## OBJECTIVE
Please write the listing below out again exactly, leaving every picture behind.

## Stored records
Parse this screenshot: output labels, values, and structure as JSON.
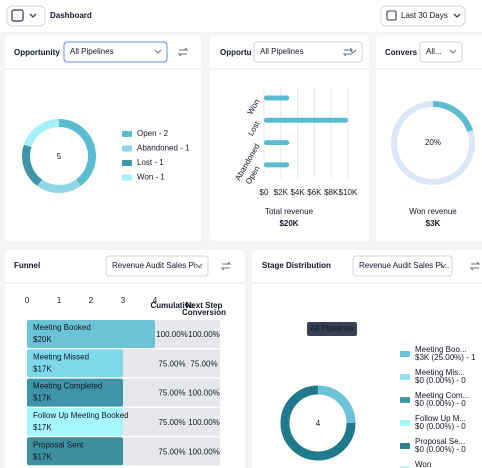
{
  "header": {
    "title": "Dashboard",
    "date_range": "Last 30 Days"
  },
  "opportunity_status": {
    "title": "Opportunity",
    "pipeline": "All Pipelines",
    "total": "5",
    "segments": [
      {
        "label": "Open - 2",
        "value": 2,
        "color": "#5bbcd0"
      },
      {
        "label": "Abandoned - 1",
        "value": 1,
        "color": "#8fd6e6"
      },
      {
        "label": "Lost - 1",
        "value": 1,
        "color": "#3e95a8"
      },
      {
        "label": "Won - 1",
        "value": 1,
        "color": "#a6f0fa"
      }
    ]
  },
  "opportunity_value": {
    "title": "Opportu",
    "pipeline": "All Pipelines",
    "categories": [
      "Won",
      "Lost",
      "Abandoned",
      "Open"
    ],
    "values": [
      3000,
      10000,
      3000,
      3000
    ],
    "color": "#5bbcd0",
    "xlim": [
      0,
      10000
    ],
    "xticks": [
      {
        "value": 0,
        "label": "$0"
      },
      {
        "value": 2000,
        "label": "$2K"
      },
      {
        "value": 4000,
        "label": "$4K"
      },
      {
        "value": 6000,
        "label": "$6K"
      },
      {
        "value": 8000,
        "label": "$8K"
      },
      {
        "value": 10000,
        "label": "$10K"
      }
    ],
    "footer_label": "Total revenue",
    "footer_value": "$20K"
  },
  "conversion": {
    "title": "Convers",
    "pipeline": "All...",
    "value": 20,
    "value_label": "20%",
    "color": "#5bbcd0",
    "footer_label": "Won revenue",
    "footer_value": "$3K"
  },
  "funnel": {
    "title": "Funnel",
    "pipeline": "Revenue Audit Sales Pi...",
    "xlim": [
      0,
      4
    ],
    "xticks": [
      0,
      1,
      2,
      3,
      4
    ],
    "columns": [
      "Cumulative",
      "Next Step",
      "Conversion"
    ],
    "stages": [
      {
        "name": "Meeting Booked",
        "amount": "$20K",
        "value": 4,
        "color": "#6cc3d5",
        "cumulative": "100.00%",
        "next": "100.00%"
      },
      {
        "name": "Meeting Missed",
        "amount": "$17K",
        "value": 3,
        "color": "#7dd8ea",
        "cumulative": "75.00%",
        "next": "75.00%"
      },
      {
        "name": "Meeting Completed",
        "amount": "$17K",
        "value": 3,
        "color": "#3e95a8",
        "cumulative": "75.00%",
        "next": "100.00%"
      },
      {
        "name": "Follow Up Meeting Booked",
        "amount": "$17K",
        "value": 3,
        "color": "#a6f6fd",
        "cumulative": "75.00%",
        "next": "100.00%"
      },
      {
        "name": "Proposal Sent",
        "amount": "$17K",
        "value": 3,
        "color": "#3d8fa0",
        "cumulative": "75.00%",
        "next": "100.00%"
      }
    ]
  },
  "stage_distribution": {
    "title": "Stage Distribution",
    "pipeline": "Revenue Audit Sales Pi...",
    "tooltip": "All Pipelines",
    "total": "4",
    "segments": [
      {
        "value": 1,
        "color": "#6cc3d5"
      },
      {
        "value": 3,
        "color": "#1f7a8c"
      }
    ],
    "legend": [
      {
        "name": "Meeting Boo...",
        "detail": "$3K (25.00%) - 1",
        "color": "#6cc3d5"
      },
      {
        "name": "Meeting Mis...",
        "detail": "$0 (0.00%) - 0",
        "color": "#8fe3f0"
      },
      {
        "name": "Meeting Com...",
        "detail": "$0 (0.00%) - 0",
        "color": "#3e95a8"
      },
      {
        "name": "Follow Up M...",
        "detail": "$0 (0.00%) - 0",
        "color": "#a6f6fd"
      },
      {
        "name": "Proposal Se...",
        "detail": "$0 (0.00%) - 0",
        "color": "#2f7f8f"
      },
      {
        "name": "Won",
        "color": "#b7f4fb"
      }
    ]
  }
}
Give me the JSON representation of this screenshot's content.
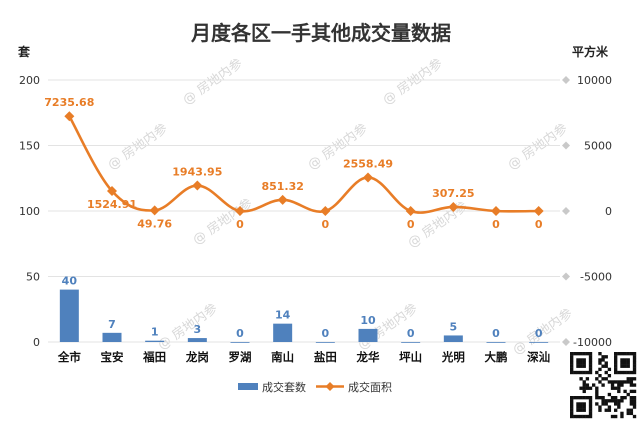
{
  "chart_data": {
    "type": "bar+line",
    "title": "月度各区一手其他成交量数据",
    "left_unit": "套",
    "right_unit": "平方米",
    "categories": [
      "全市",
      "宝安",
      "福田",
      "龙岗",
      "罗湖",
      "南山",
      "盐田",
      "龙华",
      "坪山",
      "光明",
      "大鹏",
      "深汕"
    ],
    "series": [
      {
        "name": "成交套数",
        "kind": "bar",
        "axis": "left",
        "color": "#4f81bd",
        "values": [
          40,
          7,
          1,
          3,
          0,
          14,
          0,
          10,
          0,
          5,
          0,
          0
        ]
      },
      {
        "name": "成交面积",
        "kind": "line",
        "axis": "right",
        "color": "#e87d27",
        "values": [
          7235.68,
          1524.91,
          49.76,
          1943.95,
          0,
          851.32,
          0,
          2558.49,
          0,
          307.25,
          0,
          0
        ],
        "labels": [
          "7235.68",
          "1524.91",
          "49.76",
          "1943.95",
          "0",
          "851.32",
          "0",
          "2558.49",
          "0",
          "307.25",
          "0",
          "0"
        ]
      }
    ],
    "left_ticks": [
      0,
      50,
      100,
      150,
      200
    ],
    "right_ticks": [
      -10000,
      -5000,
      0,
      5000,
      10000
    ],
    "grid": true,
    "legend": "bottom"
  },
  "watermark_text": "@ 房地内参"
}
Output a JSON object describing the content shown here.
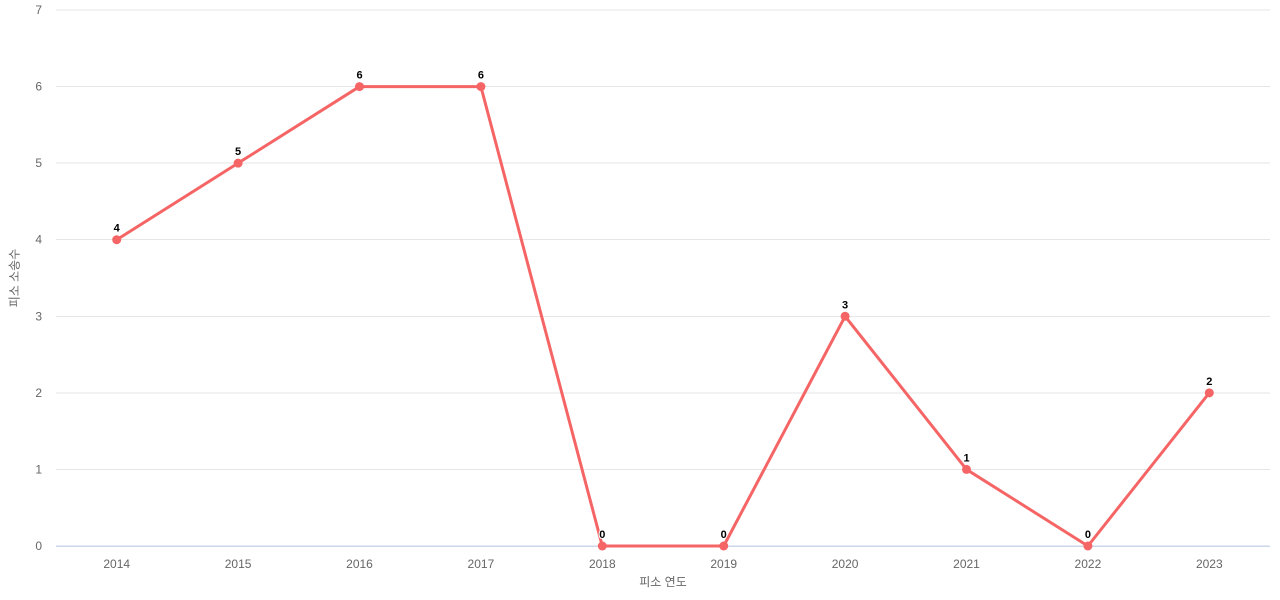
{
  "chart_data": {
    "type": "line",
    "title": "",
    "categories": [
      "2014",
      "2015",
      "2016",
      "2017",
      "2018",
      "2019",
      "2020",
      "2021",
      "2022",
      "2023"
    ],
    "values": [
      4,
      5,
      6,
      6,
      0,
      0,
      3,
      1,
      0,
      2
    ],
    "data_labels": [
      "4",
      "5",
      "6",
      "6",
      "0",
      "0",
      "3",
      "1",
      "0",
      "2"
    ],
    "xlabel": "피소 연도",
    "ylabel": "피소 소송수",
    "ylim": [
      0,
      7
    ],
    "y_ticks": [
      0,
      1,
      2,
      3,
      4,
      5,
      6,
      7
    ],
    "grid": "horizontal-on",
    "legend": "none",
    "colors": {
      "line": "#f56565",
      "marker": "#f56565",
      "grid": "#e6e6e6",
      "axis_line": "#ccd6eb",
      "tick_label": "#666666",
      "axis_title": "#666666",
      "data_label": "#000000",
      "background": "#ffffff"
    }
  }
}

## EXERCISE SOLUTION
Parse this screenshot: output labels, values, and structure as JSON.
{
  "header": {
    "title": "Dashboard",
    "date_range": "Last 30 Days"
  },
  "opportunity_status": {
    "title": "Opportunity",
    "pipeline": "All Pipelines",
    "total": "5",
    "segments": [
      {
        "label": "Open - 2",
        "value": 2,
        "color": "#5bbcd0"
      },
      {
        "label": "Abandoned - 1",
        "value": 1,
        "color": "#8fd6e6"
      },
      {
        "label": "Lost - 1",
        "value": 1,
        "color": "#3e95a8"
      },
      {
        "label": "Won - 1",
        "value": 1,
        "color": "#a6f0fa"
      }
    ]
  },
  "opportunity_value": {
    "title": "Opportu",
    "pipeline": "All Pipelines",
    "categories": [
      "Won",
      "Lost",
      "Abandoned",
      "Open"
    ],
    "values": [
      3000,
      10000,
      3000,
      3000
    ],
    "color": "#5bbcd0",
    "xlim": [
      0,
      10000
    ],
    "xticks": [
      {
        "value": 0,
        "label": "$0"
      },
      {
        "value": 2000,
        "label": "$2K"
      },
      {
        "value": 4000,
        "label": "$4K"
      },
      {
        "value": 6000,
        "label": "$6K"
      },
      {
        "value": 8000,
        "label": "$8K"
      },
      {
        "value": 10000,
        "label": "$10K"
      }
    ],
    "footer_label": "Total revenue",
    "footer_value": "$20K"
  },
  "conversion": {
    "title": "Convers",
    "pipeline": "All...",
    "value": 20,
    "value_label": "20%",
    "color": "#5bbcd0",
    "footer_label": "Won revenue",
    "footer_value": "$3K"
  },
  "funnel": {
    "title": "Funnel",
    "pipeline": "Revenue Audit Sales Pi...",
    "xlim": [
      0,
      4
    ],
    "xticks": [
      0,
      1,
      2,
      3,
      4
    ],
    "columns": [
      "Cumulative",
      "Next Step",
      "Conversion"
    ],
    "stages": [
      {
        "name": "Meeting Booked",
        "amount": "$20K",
        "value": 4,
        "color": "#6cc3d5",
        "cumulative": "100.00%",
        "next": "100.00%"
      },
      {
        "name": "Meeting Missed",
        "amount": "$17K",
        "value": 3,
        "color": "#7dd8ea",
        "cumulative": "75.00%",
        "next": "75.00%"
      },
      {
        "name": "Meeting Completed",
        "amount": "$17K",
        "value": 3,
        "color": "#3e95a8",
        "cumulative": "75.00%",
        "next": "100.00%"
      },
      {
        "name": "Follow Up Meeting Booked",
        "amount": "$17K",
        "value": 3,
        "color": "#a6f6fd",
        "cumulative": "75.00%",
        "next": "100.00%"
      },
      {
        "name": "Proposal Sent",
        "amount": "$17K",
        "value": 3,
        "color": "#3d8fa0",
        "cumulative": "75.00%",
        "next": "100.00%"
      }
    ]
  },
  "stage_distribution": {
    "title": "Stage Distribution",
    "pipeline": "Revenue Audit Sales Pi...",
    "tooltip": "All Pipelines",
    "total": "4",
    "segments": [
      {
        "value": 1,
        "color": "#6cc3d5"
      },
      {
        "value": 3,
        "color": "#1f7a8c"
      }
    ],
    "legend": [
      {
        "name": "Meeting Boo...",
        "detail": "$3K (25.00%) - 1",
        "color": "#6cc3d5"
      },
      {
        "name": "Meeting Mis...",
        "detail": "$0 (0.00%) - 0",
        "color": "#8fe3f0"
      },
      {
        "name": "Meeting Com...",
        "detail": "$0 (0.00%) - 0",
        "color": "#3e95a8"
      },
      {
        "name": "Follow Up M...",
        "detail": "$0 (0.00%) - 0",
        "color": "#a6f6fd"
      },
      {
        "name": "Proposal Se...",
        "detail": "$0 (0.00%) - 0",
        "color": "#2f7f8f"
      },
      {
        "name": "Won",
        "color": "#b7f4fb"
      }
    ]
  }
}
Give me the JSON representation of this screenshot's content.
{
  "chart_data": {
    "type": "bar+line",
    "title": "月度各区一手其他成交量数据",
    "left_unit": "套",
    "right_unit": "平方米",
    "categories": [
      "全市",
      "宝安",
      "福田",
      "龙岗",
      "罗湖",
      "南山",
      "盐田",
      "龙华",
      "坪山",
      "光明",
      "大鹏",
      "深汕"
    ],
    "series": [
      {
        "name": "成交套数",
        "kind": "bar",
        "axis": "left",
        "color": "#4f81bd",
        "values": [
          40,
          7,
          1,
          3,
          0,
          14,
          0,
          10,
          0,
          5,
          0,
          0
        ]
      },
      {
        "name": "成交面积",
        "kind": "line",
        "axis": "right",
        "color": "#e87d27",
        "values": [
          7235.68,
          1524.91,
          49.76,
          1943.95,
          0,
          851.32,
          0,
          2558.49,
          0,
          307.25,
          0,
          0
        ],
        "labels": [
          "7235.68",
          "1524.91",
          "49.76",
          "1943.95",
          "0",
          "851.32",
          "0",
          "2558.49",
          "0",
          "307.25",
          "0",
          "0"
        ]
      }
    ],
    "left_ticks": [
      0,
      50,
      100,
      150,
      200
    ],
    "right_ticks": [
      -10000,
      -5000,
      0,
      5000,
      10000
    ],
    "grid": true,
    "legend": "bottom"
  },
  "watermark_text": "@ 房地内参"
}
Output a JSON object describing the content shown here.
{
  "chart_data": {
    "type": "line",
    "title": "",
    "categories": [
      "2014",
      "2015",
      "2016",
      "2017",
      "2018",
      "2019",
      "2020",
      "2021",
      "2022",
      "2023"
    ],
    "values": [
      4,
      5,
      6,
      6,
      0,
      0,
      3,
      1,
      0,
      2
    ],
    "data_labels": [
      "4",
      "5",
      "6",
      "6",
      "0",
      "0",
      "3",
      "1",
      "0",
      "2"
    ],
    "xlabel": "피소 연도",
    "ylabel": "피소 소송수",
    "ylim": [
      0,
      7
    ],
    "y_ticks": [
      0,
      1,
      2,
      3,
      4,
      5,
      6,
      7
    ],
    "grid": "horizontal-on",
    "legend": "none",
    "colors": {
      "line": "#f56565",
      "marker": "#f56565",
      "grid": "#e6e6e6",
      "axis_line": "#ccd6eb",
      "tick_label": "#666666",
      "axis_title": "#666666",
      "data_label": "#000000",
      "background": "#ffffff"
    }
  }
}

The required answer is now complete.